> **GOAL**: Give the listing again character for character, but drop the images.

━━━━━━━━━━━━━━━━━━━━━━━━━━━━━━

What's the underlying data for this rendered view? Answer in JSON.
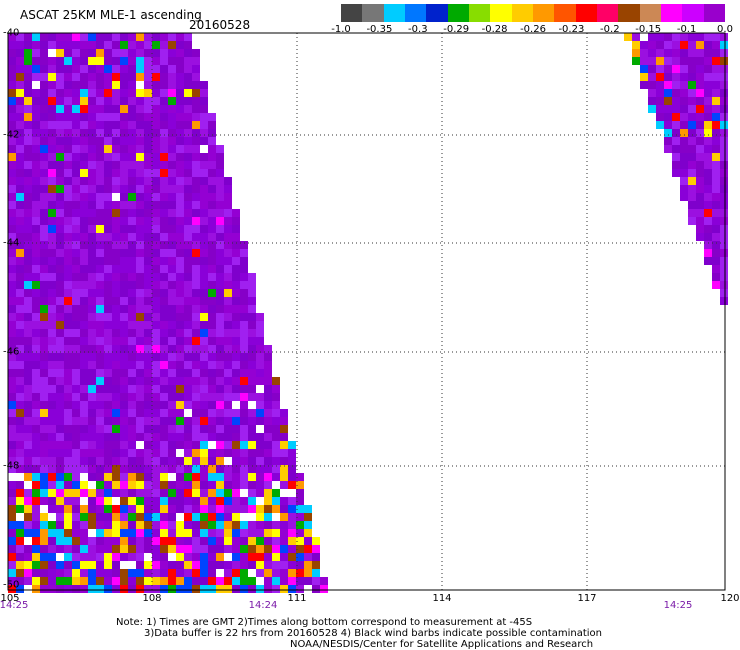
{
  "header": {
    "title": "ASCAT 25KM MLE-1 ascending",
    "date": "20160528"
  },
  "colorbar": {
    "colors": [
      "#444444",
      "#777777",
      "#00ccff",
      "#0077ff",
      "#0022cc",
      "#00aa00",
      "#88dd00",
      "#ffff00",
      "#ffcc00",
      "#ff9900",
      "#ff5500",
      "#ff0000",
      "#ff0066",
      "#994400",
      "#cc8855",
      "#ff00ff",
      "#cc00ff",
      "#9900cc"
    ],
    "labels": [
      "-1.0",
      "-0.35",
      "-0.3",
      "-0.29",
      "-0.28",
      "-0.26",
      "-0.23",
      "-0.2",
      "-0.15",
      "-0.1",
      "0.0"
    ]
  },
  "axes": {
    "lat_labels": [
      "-40",
      "-42",
      "-44",
      "-46",
      "-48",
      "-50"
    ],
    "lon_labels": [
      "105",
      "108",
      "111",
      "114",
      "117",
      "120"
    ]
  },
  "times": [
    "14:25",
    "14:24",
    "14:25"
  ],
  "notes": [
    "Note: 1) Times are GMT 2)Times along bottom correspond to measurement at -45S",
    "3)Data buffer is 22 hrs from 20160528 4) Black wind barbs indicate possible contamination",
    "NOAA/NESDIS/Center for Satellite Applications and Research"
  ]
}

━━━━━━━━━━━━━━━━━━━━━━━━━━━━━━

> **OUTPUT**:
What's the underlying data for this rendered view? Answer in JSON.
{
  "header": {
    "title": "ASCAT 25KM MLE-1 ascending",
    "date": "20160528"
  },
  "colorbar": {
    "colors": [
      "#444444",
      "#777777",
      "#00ccff",
      "#0077ff",
      "#0022cc",
      "#00aa00",
      "#88dd00",
      "#ffff00",
      "#ffcc00",
      "#ff9900",
      "#ff5500",
      "#ff0000",
      "#ff0066",
      "#994400",
      "#cc8855",
      "#ff00ff",
      "#cc00ff",
      "#9900cc"
    ],
    "labels": [
      "-1.0",
      "-0.35",
      "-0.3",
      "-0.29",
      "-0.28",
      "-0.26",
      "-0.23",
      "-0.2",
      "-0.15",
      "-0.1",
      "0.0"
    ]
  },
  "axes": {
    "lat_labels": [
      "-40",
      "-42",
      "-44",
      "-46",
      "-48",
      "-50"
    ],
    "lon_labels": [
      "105",
      "108",
      "111",
      "114",
      "117",
      "120"
    ]
  },
  "times": [
    "14:25",
    "14:24",
    "14:25"
  ],
  "notes": [
    "Note: 1) Times are GMT 2)Times along bottom correspond to measurement at -45S",
    "3)Data buffer is 22 hrs from 20160528 4) Black wind barbs indicate possible contamination",
    "NOAA/NESDIS/Center for Satellite Applications and Research"
  ]
}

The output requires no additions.